◆ TASK BRIEF ◆
Across the entries, how many lines have the string "ylabel" in them? Reply with only a number.

[Chart and figure data]
^^^^^^^^
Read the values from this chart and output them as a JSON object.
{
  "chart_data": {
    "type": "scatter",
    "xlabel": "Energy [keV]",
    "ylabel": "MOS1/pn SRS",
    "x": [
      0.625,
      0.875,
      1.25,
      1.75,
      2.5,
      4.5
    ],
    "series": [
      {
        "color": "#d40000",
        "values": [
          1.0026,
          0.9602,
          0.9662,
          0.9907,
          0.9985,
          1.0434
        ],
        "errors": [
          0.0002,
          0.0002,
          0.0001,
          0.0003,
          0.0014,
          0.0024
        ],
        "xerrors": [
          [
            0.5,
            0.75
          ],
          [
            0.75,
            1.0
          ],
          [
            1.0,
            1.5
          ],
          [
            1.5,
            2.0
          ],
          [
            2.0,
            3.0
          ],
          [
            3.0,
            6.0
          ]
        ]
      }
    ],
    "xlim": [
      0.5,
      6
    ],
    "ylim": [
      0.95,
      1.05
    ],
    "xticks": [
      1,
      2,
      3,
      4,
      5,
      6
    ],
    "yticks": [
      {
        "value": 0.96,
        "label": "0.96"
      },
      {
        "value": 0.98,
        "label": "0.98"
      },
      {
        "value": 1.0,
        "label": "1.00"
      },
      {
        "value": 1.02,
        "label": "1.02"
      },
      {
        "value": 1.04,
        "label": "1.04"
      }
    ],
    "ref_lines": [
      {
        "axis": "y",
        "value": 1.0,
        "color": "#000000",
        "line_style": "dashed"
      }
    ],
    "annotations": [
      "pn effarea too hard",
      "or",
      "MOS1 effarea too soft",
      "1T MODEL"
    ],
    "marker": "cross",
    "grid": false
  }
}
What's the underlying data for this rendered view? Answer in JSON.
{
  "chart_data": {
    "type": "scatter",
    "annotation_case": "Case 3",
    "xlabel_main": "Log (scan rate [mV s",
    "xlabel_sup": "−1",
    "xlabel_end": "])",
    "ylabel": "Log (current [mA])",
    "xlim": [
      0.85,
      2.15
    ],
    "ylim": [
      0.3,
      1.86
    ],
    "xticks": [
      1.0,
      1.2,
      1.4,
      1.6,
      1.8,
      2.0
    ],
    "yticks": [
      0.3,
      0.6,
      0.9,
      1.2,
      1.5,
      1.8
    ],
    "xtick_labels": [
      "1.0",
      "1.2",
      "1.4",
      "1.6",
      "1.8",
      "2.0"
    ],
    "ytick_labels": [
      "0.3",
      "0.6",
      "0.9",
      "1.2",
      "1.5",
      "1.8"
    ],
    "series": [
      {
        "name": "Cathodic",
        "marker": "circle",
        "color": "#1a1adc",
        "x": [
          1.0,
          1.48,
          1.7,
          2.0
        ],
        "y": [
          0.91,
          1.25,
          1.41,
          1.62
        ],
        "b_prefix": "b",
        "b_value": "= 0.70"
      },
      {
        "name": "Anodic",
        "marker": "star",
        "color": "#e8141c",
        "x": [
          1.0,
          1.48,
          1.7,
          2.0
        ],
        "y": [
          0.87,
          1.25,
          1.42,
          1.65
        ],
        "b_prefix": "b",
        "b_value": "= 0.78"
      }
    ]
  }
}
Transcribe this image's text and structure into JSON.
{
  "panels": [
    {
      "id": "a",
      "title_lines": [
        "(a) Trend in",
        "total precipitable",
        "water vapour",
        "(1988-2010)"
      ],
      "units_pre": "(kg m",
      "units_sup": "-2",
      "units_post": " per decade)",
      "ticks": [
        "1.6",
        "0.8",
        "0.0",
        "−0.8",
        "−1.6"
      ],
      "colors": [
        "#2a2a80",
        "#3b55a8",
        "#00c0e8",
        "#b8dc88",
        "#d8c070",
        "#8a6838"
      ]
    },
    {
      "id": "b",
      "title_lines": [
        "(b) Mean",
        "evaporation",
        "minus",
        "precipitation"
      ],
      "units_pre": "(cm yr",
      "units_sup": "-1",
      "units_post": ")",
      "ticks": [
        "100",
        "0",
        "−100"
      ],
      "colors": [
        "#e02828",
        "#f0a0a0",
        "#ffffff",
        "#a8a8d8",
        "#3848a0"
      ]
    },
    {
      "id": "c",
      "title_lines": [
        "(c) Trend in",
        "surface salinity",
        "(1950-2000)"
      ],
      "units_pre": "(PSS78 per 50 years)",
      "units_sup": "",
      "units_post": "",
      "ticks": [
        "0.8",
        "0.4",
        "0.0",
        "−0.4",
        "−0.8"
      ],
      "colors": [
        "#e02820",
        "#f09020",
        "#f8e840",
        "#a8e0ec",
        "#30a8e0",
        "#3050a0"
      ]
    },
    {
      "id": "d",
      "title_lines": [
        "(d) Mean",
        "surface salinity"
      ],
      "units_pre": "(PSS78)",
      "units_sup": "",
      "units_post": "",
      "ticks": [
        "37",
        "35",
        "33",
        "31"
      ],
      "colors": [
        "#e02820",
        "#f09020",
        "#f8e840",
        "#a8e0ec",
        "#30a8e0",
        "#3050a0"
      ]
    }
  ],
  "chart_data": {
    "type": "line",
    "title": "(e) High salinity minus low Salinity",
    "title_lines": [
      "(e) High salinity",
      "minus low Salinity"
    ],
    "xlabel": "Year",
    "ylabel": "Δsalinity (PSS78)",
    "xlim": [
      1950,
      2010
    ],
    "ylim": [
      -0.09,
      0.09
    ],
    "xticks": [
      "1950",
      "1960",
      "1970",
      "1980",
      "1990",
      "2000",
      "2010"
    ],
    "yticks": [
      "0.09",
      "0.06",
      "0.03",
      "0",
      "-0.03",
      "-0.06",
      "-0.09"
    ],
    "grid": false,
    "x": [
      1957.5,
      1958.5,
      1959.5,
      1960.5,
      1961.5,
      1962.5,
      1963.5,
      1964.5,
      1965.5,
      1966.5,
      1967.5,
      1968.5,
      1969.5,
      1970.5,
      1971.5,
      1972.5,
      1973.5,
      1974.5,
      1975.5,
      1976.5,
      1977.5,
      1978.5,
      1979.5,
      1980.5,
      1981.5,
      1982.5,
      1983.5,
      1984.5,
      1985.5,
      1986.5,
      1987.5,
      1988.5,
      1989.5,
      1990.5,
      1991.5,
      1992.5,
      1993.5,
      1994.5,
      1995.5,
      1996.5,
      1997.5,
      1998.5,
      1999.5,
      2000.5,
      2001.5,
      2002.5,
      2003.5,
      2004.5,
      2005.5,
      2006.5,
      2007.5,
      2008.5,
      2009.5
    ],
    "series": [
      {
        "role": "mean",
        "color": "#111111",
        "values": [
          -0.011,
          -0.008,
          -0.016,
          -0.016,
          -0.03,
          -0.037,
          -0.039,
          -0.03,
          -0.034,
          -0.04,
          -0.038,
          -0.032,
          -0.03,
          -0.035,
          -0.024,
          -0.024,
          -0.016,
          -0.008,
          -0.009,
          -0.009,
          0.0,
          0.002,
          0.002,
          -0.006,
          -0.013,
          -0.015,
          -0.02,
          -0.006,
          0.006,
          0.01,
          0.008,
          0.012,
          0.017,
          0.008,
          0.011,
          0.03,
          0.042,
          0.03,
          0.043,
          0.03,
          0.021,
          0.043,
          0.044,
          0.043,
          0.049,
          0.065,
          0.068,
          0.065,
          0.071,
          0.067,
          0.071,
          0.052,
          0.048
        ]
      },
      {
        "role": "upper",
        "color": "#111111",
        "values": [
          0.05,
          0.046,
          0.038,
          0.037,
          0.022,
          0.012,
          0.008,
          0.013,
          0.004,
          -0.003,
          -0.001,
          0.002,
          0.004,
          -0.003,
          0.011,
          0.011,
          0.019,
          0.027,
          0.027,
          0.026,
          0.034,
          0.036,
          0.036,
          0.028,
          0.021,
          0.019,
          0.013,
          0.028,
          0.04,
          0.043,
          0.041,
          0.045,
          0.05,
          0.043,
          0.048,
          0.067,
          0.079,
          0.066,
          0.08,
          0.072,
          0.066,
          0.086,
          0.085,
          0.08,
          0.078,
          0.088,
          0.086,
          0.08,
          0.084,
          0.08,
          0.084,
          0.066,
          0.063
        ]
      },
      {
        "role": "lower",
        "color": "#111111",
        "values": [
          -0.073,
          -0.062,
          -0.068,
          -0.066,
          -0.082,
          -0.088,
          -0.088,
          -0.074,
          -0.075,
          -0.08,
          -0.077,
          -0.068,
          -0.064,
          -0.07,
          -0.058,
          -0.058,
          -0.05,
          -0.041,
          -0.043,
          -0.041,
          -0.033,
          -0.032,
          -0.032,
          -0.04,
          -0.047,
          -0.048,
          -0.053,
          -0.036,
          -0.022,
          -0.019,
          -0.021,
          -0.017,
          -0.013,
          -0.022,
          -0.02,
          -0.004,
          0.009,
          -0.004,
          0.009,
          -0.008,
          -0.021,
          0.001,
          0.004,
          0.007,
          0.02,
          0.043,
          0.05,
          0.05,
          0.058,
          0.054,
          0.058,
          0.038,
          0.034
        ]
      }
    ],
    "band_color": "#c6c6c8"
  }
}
^^^^^^^^
◆ RESULT FOR THIS TASK ◆
3